* Provided information
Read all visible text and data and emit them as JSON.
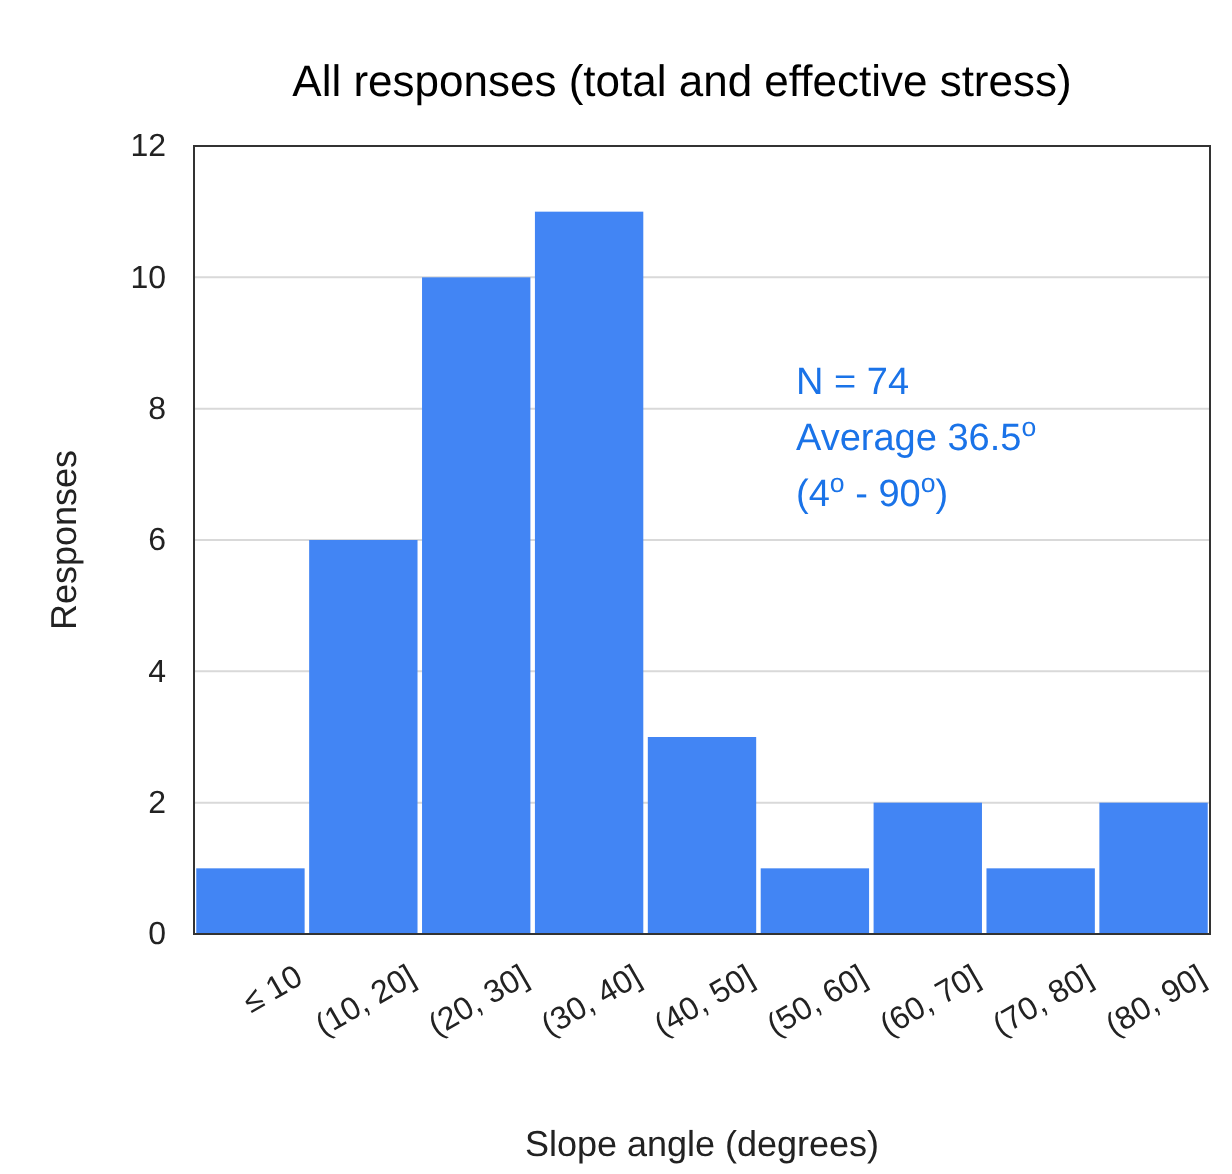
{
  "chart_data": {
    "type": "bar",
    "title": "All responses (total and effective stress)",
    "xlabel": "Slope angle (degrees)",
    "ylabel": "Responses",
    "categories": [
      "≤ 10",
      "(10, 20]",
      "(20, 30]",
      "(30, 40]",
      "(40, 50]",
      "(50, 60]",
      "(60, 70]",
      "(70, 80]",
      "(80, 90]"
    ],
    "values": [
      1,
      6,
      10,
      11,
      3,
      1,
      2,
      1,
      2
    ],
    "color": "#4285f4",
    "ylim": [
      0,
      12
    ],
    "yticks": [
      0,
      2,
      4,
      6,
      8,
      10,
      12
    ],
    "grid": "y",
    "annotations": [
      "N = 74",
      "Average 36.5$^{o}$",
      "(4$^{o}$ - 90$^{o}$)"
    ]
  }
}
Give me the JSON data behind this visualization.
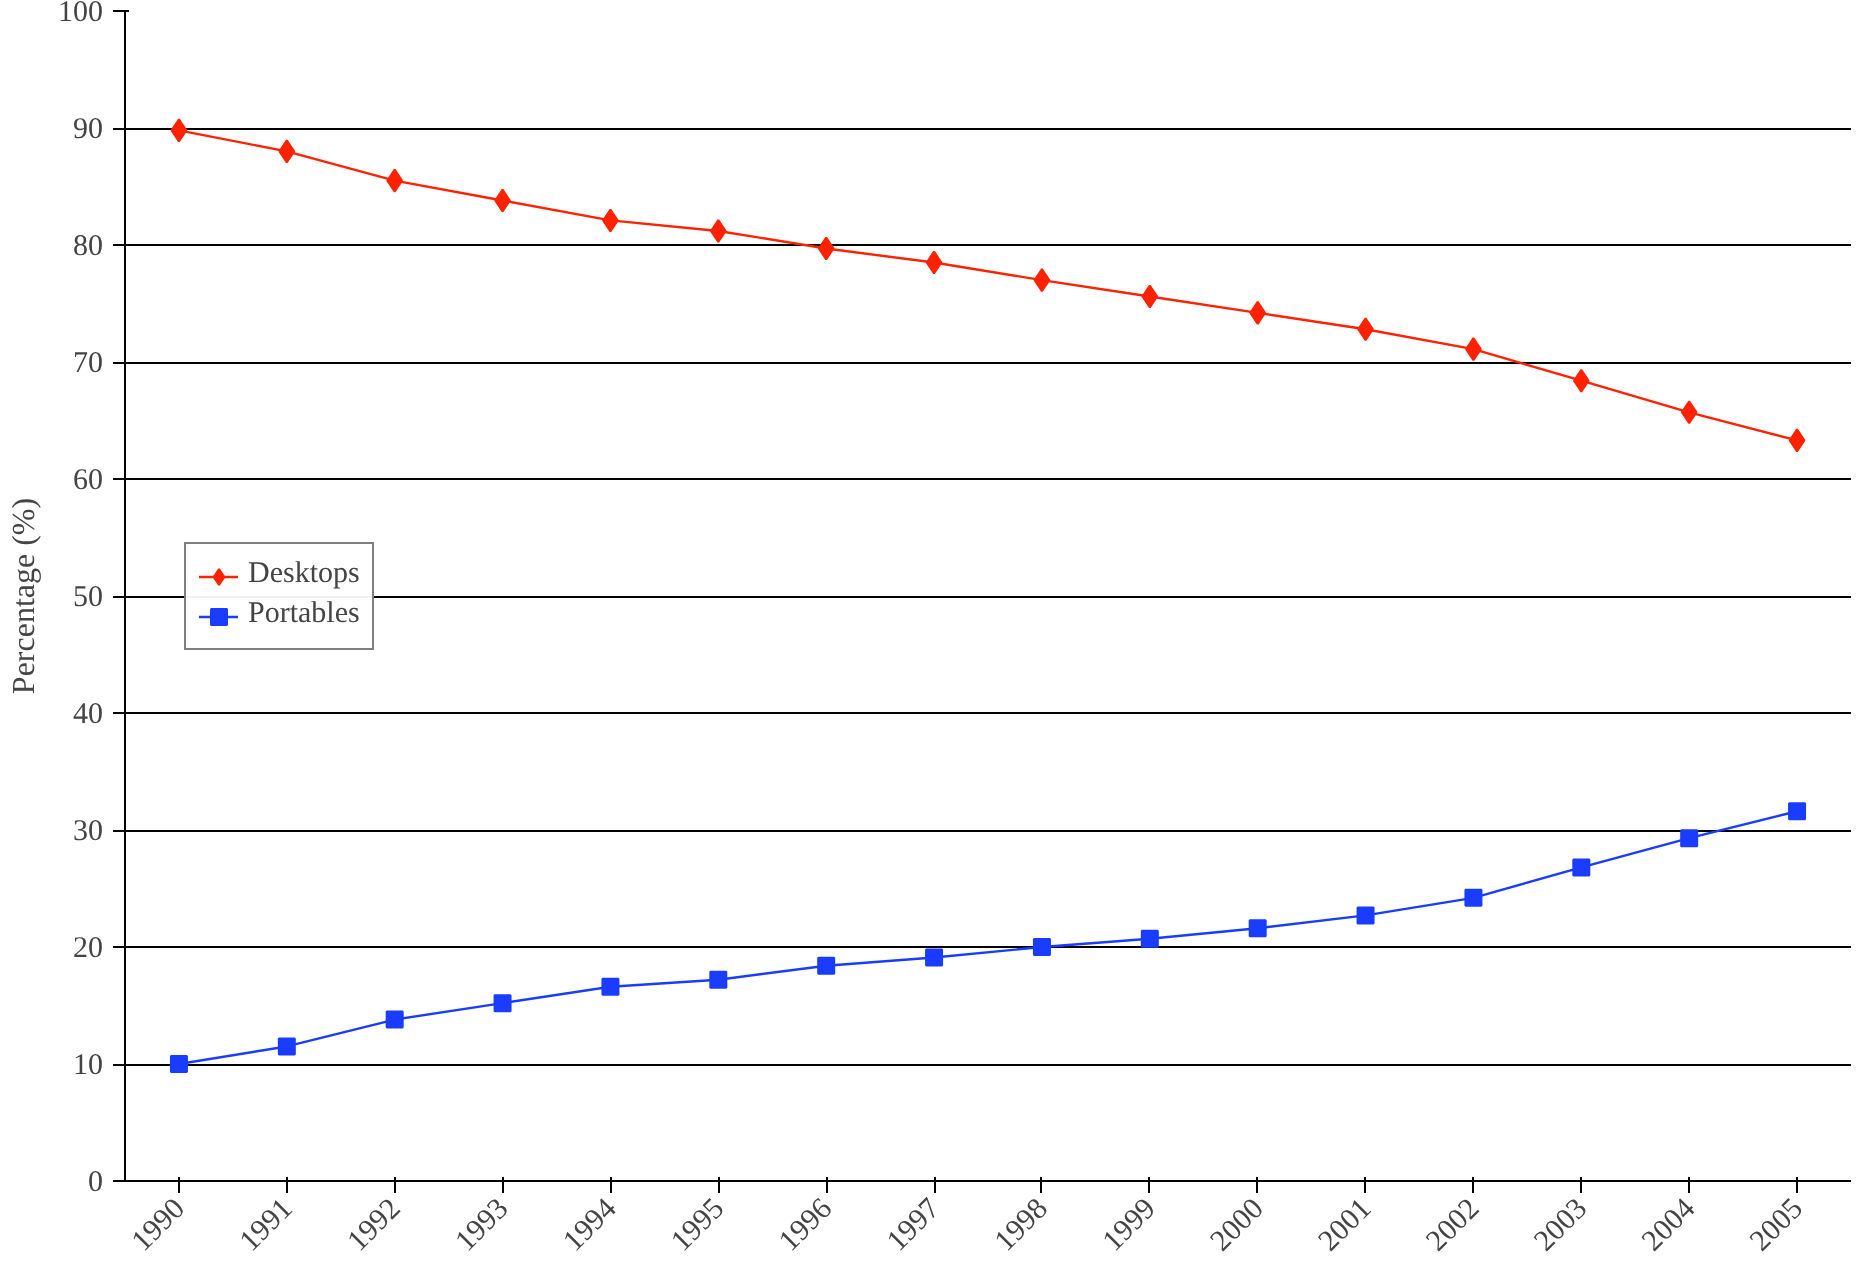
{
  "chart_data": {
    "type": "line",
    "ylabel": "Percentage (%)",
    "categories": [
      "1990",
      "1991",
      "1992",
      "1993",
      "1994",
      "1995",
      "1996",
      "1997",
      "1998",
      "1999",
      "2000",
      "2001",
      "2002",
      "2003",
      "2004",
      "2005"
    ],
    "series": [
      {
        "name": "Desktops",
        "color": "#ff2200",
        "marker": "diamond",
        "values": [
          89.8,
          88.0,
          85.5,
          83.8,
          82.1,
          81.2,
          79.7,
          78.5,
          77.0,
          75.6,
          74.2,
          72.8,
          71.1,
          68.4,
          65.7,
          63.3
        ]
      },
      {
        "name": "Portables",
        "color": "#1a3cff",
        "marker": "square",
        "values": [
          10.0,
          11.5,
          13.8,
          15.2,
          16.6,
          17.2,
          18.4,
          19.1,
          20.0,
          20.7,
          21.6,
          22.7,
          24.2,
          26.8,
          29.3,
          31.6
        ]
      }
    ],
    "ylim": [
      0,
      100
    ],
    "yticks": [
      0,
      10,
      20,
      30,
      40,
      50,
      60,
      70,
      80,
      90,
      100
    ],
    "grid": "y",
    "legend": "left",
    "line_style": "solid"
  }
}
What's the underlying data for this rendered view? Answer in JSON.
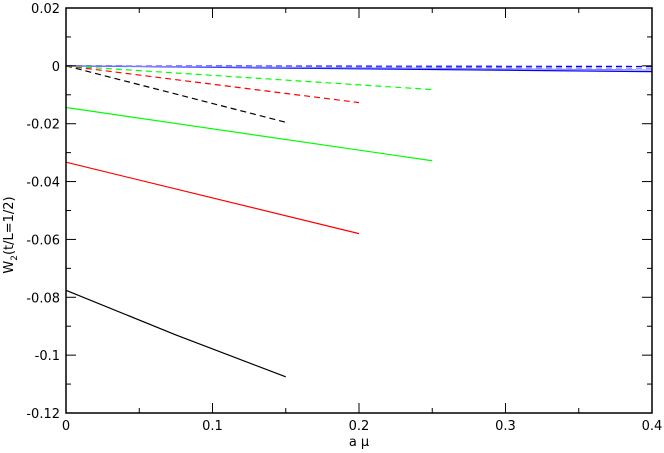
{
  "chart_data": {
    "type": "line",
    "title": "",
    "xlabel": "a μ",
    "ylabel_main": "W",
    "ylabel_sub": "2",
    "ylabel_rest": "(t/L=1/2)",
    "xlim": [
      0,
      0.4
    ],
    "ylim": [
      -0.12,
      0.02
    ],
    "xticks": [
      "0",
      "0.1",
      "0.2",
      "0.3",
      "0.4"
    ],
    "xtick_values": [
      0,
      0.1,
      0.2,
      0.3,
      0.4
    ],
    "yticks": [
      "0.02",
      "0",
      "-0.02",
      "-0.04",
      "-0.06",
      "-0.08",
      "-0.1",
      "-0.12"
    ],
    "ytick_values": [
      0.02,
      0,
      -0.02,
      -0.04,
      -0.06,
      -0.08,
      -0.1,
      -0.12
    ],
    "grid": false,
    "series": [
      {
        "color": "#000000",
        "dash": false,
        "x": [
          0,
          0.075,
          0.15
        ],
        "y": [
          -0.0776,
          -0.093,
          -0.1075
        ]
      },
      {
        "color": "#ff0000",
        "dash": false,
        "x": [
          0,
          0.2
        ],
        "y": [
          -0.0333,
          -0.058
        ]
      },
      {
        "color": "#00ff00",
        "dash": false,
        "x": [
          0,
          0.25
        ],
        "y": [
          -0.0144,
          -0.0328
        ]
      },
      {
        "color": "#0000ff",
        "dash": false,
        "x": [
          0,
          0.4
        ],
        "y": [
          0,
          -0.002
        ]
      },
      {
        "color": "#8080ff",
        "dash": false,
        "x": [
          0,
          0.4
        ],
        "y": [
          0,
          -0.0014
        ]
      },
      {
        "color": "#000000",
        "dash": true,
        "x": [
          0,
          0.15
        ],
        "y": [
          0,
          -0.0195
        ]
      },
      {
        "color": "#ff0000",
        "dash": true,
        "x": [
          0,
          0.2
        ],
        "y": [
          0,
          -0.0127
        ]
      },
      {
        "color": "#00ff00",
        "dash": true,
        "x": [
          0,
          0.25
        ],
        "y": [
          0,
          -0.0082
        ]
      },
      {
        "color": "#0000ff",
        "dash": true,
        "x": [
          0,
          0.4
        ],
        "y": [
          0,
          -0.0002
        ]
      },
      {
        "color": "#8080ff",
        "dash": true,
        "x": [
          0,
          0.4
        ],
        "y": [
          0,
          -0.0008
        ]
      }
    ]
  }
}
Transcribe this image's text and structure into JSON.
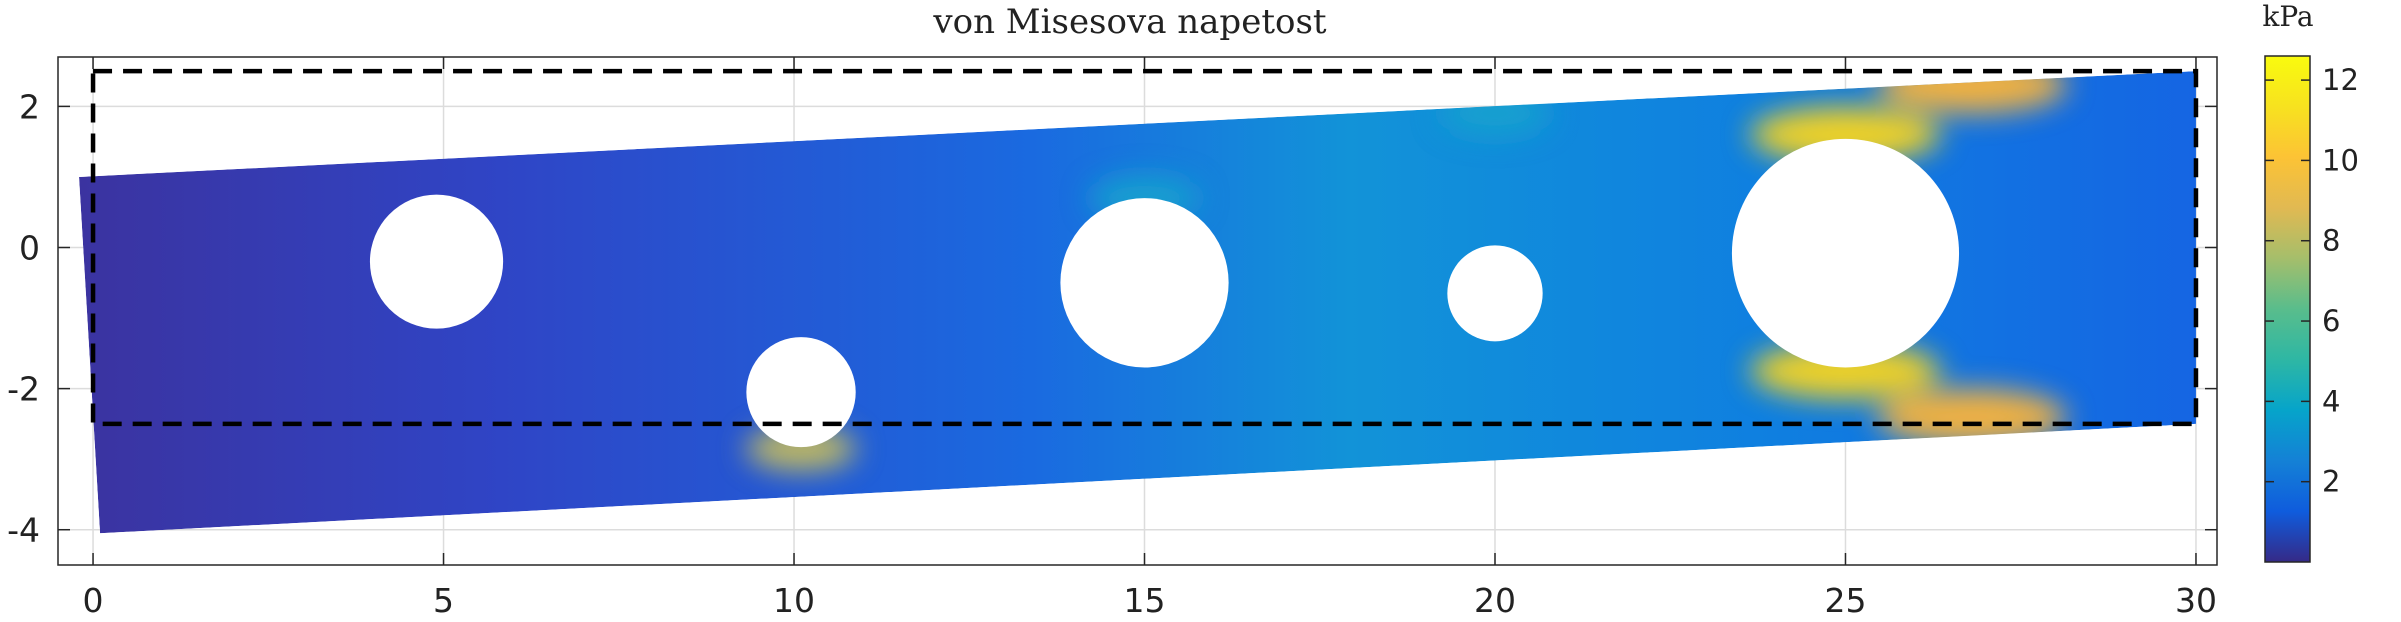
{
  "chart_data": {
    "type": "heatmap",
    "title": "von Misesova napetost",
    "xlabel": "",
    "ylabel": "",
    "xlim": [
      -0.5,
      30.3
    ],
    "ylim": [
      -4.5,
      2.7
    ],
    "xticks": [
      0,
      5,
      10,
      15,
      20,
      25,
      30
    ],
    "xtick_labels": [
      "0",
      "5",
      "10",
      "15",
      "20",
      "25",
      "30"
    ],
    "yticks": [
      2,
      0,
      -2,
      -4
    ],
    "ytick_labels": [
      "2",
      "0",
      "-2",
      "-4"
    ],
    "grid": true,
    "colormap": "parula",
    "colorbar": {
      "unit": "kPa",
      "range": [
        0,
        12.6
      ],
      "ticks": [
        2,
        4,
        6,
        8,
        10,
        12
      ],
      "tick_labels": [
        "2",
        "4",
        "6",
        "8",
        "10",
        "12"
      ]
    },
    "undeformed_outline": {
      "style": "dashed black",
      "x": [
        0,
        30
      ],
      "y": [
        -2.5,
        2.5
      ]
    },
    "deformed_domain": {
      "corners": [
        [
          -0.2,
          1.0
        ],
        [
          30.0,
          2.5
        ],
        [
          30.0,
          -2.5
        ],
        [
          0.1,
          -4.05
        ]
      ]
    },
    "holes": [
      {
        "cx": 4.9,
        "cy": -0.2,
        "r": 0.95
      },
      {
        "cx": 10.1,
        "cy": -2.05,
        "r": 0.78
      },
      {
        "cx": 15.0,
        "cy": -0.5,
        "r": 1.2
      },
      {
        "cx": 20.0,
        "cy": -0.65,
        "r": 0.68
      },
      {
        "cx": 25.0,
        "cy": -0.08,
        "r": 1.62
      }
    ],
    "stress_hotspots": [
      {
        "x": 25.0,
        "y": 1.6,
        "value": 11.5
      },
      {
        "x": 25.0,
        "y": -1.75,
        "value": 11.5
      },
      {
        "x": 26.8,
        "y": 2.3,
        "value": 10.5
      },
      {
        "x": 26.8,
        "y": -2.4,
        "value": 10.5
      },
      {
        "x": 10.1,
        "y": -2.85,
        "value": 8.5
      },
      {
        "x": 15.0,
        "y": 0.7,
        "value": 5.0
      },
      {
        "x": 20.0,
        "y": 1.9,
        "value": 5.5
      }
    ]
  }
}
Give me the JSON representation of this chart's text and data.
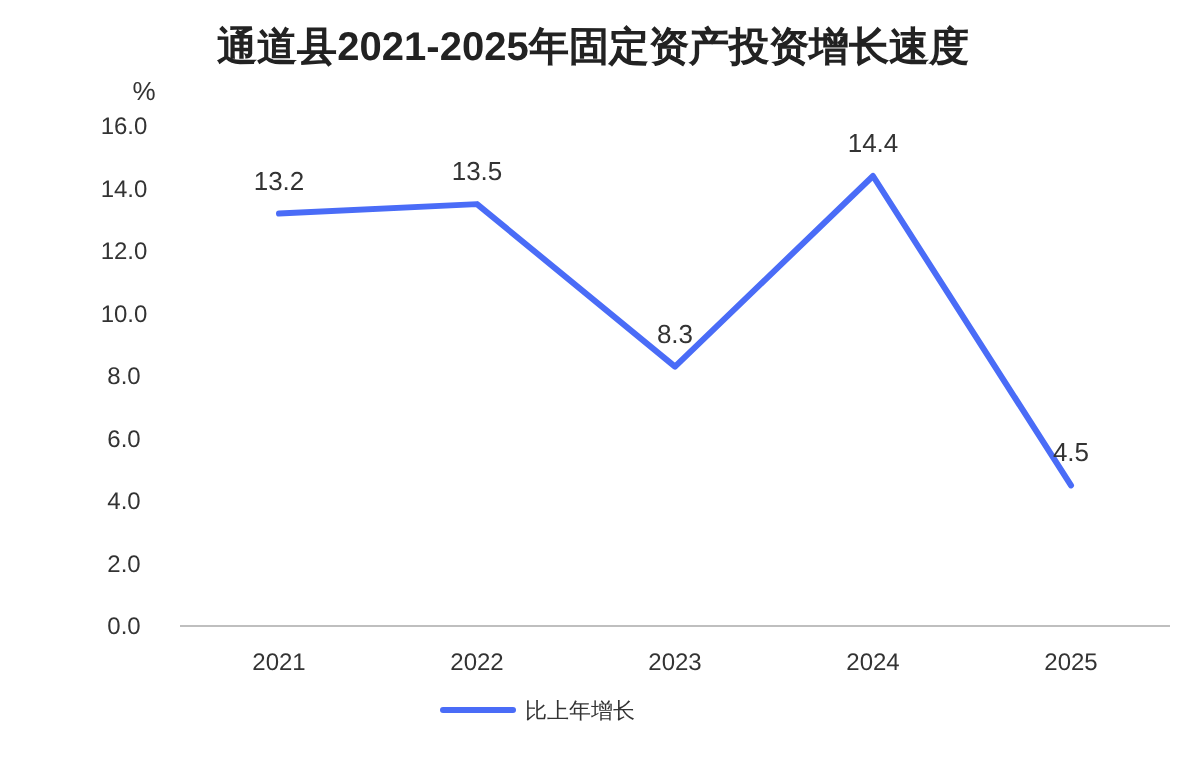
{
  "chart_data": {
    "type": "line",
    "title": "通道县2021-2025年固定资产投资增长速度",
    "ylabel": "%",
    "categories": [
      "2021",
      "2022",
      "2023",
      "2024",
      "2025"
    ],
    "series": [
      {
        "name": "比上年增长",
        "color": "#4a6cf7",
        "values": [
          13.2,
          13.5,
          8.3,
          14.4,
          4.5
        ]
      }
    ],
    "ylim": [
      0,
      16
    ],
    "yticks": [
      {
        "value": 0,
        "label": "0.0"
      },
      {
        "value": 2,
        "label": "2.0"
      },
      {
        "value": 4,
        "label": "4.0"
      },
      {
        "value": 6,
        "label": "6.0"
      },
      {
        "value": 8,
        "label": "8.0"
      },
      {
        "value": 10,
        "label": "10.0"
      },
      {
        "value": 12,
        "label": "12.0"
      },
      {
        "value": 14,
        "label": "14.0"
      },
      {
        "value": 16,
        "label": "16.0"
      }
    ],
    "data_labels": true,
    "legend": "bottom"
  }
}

* Written exercise
Copy all lines above containing the string "xlabel".

* Exercise answer
    "xlabel": "Slope angle (degrees)",
    "xlabel": "a μ",
    "xlabel": "",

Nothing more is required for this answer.